**Exercise:**
Output only the count of lines that contain "Mean".

**Collected data entries:**
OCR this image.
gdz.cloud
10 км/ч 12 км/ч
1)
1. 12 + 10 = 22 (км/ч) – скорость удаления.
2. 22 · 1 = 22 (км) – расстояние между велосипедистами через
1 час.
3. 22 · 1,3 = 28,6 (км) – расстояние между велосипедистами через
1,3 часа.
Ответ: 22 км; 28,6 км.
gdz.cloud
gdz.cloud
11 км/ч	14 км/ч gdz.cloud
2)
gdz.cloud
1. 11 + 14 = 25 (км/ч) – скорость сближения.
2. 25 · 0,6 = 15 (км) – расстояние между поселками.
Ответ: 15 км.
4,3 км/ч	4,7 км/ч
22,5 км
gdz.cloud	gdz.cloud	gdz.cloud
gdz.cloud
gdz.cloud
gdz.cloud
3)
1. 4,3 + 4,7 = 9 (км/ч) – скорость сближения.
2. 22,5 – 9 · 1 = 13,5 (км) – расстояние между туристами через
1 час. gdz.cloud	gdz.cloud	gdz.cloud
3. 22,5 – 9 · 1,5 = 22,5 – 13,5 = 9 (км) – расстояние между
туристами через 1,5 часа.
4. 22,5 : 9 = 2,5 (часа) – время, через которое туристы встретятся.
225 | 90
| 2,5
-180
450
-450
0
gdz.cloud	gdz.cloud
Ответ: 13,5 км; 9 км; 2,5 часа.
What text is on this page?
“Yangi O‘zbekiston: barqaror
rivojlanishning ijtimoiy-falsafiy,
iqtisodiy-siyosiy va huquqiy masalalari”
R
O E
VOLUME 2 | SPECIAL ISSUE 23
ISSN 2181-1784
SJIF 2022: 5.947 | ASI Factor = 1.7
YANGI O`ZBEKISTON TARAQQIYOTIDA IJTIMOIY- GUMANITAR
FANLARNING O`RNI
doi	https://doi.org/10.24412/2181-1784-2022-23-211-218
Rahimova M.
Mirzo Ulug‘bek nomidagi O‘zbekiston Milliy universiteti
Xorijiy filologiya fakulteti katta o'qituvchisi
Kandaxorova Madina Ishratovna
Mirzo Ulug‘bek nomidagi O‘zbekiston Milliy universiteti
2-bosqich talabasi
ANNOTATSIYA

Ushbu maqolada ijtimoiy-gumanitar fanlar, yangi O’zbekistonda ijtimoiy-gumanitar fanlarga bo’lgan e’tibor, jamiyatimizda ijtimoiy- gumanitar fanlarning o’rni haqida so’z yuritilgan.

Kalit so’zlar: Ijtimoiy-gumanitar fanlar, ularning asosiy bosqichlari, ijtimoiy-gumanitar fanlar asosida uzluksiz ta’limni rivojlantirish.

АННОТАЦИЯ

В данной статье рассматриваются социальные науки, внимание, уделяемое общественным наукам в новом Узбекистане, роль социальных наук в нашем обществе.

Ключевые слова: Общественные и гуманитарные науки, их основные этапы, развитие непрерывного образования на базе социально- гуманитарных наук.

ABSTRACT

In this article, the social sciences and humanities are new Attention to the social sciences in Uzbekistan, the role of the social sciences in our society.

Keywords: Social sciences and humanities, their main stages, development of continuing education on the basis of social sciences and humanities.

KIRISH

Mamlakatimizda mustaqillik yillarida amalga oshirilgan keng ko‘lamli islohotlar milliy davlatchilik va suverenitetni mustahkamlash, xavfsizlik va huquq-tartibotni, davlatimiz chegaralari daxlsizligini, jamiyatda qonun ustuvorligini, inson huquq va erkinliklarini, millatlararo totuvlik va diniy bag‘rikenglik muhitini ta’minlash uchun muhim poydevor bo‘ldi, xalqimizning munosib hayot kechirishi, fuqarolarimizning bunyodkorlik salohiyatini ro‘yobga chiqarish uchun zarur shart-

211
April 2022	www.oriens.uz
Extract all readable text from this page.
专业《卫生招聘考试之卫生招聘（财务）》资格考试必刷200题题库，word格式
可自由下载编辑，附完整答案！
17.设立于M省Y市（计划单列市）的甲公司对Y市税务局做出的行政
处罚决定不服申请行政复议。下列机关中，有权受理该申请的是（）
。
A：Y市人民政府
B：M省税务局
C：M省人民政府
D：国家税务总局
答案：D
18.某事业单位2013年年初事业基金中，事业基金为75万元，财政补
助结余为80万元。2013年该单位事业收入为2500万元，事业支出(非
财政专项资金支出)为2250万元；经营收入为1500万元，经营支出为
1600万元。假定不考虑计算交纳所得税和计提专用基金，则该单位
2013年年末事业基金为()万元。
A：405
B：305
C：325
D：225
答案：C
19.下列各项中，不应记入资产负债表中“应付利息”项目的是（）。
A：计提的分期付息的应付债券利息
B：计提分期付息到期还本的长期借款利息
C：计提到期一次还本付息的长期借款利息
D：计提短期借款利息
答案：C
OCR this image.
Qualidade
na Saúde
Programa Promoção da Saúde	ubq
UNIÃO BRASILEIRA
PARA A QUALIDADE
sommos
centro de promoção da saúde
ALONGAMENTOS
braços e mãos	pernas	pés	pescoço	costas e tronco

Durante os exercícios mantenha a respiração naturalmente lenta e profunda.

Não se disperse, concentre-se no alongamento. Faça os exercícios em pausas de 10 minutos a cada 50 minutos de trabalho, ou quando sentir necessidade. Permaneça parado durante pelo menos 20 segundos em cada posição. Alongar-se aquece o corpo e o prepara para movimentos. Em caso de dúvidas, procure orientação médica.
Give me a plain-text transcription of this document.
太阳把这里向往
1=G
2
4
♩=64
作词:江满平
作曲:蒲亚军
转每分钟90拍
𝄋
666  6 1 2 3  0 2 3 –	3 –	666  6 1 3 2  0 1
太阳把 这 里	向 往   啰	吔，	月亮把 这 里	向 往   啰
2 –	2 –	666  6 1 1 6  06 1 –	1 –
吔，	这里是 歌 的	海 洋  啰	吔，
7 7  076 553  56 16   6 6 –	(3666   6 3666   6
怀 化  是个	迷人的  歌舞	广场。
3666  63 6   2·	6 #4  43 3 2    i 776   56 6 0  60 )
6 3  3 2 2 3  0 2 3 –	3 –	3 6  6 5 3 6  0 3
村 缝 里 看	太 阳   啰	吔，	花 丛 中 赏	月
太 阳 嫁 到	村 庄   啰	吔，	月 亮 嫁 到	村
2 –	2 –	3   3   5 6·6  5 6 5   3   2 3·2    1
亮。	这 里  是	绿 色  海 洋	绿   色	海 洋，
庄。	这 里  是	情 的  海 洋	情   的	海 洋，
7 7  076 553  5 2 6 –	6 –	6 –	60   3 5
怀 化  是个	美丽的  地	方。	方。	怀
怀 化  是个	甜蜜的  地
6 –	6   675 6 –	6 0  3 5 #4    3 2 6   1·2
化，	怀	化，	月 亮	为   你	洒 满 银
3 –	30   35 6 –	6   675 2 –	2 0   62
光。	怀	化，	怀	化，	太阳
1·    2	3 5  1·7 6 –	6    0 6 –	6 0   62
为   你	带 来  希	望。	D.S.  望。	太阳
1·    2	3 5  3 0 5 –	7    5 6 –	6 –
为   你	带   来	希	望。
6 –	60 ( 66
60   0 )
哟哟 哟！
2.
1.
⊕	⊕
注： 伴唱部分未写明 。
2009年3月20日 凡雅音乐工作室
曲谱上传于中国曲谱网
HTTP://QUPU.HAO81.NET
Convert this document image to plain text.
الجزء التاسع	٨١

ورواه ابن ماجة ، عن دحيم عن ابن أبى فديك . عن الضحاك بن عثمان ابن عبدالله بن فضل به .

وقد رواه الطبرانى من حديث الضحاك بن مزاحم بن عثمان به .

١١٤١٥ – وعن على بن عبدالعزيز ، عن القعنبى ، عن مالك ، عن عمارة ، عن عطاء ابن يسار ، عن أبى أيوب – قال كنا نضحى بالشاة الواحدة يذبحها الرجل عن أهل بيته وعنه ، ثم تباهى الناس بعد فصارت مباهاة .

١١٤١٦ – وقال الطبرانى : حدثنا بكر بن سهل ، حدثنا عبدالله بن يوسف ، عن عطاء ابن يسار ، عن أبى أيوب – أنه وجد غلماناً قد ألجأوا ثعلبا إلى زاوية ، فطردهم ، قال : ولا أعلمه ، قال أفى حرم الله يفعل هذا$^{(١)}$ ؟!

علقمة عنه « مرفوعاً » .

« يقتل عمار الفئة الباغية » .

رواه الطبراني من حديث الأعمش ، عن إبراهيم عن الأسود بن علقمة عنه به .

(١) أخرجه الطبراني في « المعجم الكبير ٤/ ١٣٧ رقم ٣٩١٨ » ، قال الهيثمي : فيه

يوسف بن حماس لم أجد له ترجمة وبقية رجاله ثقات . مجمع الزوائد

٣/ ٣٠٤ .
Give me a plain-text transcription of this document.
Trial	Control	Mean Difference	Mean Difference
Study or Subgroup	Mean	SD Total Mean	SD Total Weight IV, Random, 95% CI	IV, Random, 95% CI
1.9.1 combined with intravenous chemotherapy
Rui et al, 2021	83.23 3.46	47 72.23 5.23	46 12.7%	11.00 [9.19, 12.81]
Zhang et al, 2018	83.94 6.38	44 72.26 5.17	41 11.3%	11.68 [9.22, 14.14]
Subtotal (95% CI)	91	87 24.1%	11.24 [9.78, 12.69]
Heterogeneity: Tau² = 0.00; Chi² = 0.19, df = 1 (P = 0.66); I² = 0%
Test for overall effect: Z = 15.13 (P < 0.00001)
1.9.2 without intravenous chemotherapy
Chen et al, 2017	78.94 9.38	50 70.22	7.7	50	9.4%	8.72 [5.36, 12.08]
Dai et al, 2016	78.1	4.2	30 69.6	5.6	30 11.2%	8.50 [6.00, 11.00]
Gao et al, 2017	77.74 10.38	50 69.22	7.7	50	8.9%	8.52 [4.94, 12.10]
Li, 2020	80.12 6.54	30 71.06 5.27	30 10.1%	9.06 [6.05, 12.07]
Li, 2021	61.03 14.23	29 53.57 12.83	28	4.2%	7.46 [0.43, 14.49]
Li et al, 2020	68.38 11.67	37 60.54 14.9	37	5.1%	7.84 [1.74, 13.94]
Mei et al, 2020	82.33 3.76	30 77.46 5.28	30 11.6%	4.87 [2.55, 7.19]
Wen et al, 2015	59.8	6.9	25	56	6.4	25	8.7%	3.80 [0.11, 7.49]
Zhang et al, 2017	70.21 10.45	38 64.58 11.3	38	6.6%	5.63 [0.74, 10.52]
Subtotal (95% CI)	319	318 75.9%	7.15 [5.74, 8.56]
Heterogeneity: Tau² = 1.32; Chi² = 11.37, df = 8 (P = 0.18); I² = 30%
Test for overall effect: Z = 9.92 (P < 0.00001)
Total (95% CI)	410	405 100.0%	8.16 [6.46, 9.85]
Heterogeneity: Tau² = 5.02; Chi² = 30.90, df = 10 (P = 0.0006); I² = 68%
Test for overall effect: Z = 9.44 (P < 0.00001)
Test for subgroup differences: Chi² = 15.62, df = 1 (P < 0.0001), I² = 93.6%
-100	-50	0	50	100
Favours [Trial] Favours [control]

**The output:**
2